[Data entries]
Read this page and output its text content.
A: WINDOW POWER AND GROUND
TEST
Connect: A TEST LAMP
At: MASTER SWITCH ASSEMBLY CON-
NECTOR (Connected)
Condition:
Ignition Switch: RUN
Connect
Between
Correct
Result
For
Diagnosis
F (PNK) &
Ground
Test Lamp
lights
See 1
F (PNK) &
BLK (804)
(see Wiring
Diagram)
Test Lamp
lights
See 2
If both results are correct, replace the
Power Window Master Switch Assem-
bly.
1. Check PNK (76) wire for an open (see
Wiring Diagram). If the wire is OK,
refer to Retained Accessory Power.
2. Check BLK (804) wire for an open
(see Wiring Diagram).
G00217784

== Work to complete ==
Would you write down every record again, exactly?

== Final result ==
Read this page and output its text content.
A: WINDOW POWER AND GROUND
TEST
Connect: A TEST LAMP
At: MASTER SWITCH ASSEMBLY CON-
NECTOR (Connected)
Condition:
Ignition Switch: RUN
Connect
Between
Correct
Result
For
Diagnosis
F (PNK) &
Ground
Test Lamp
lights
See 1
F (PNK) &
BLK (804)
(see Wiring
Diagram)
Test Lamp
lights
See 2
If both results are correct, replace the
Power Window Master Switch Assem-
bly.
1. Check PNK (76) wire for an open (see
Wiring Diagram). If the wire is OK,
refer to Retained Accessory Power.
2. Check BLK (804) wire for an open
(see Wiring Diagram).
G00217784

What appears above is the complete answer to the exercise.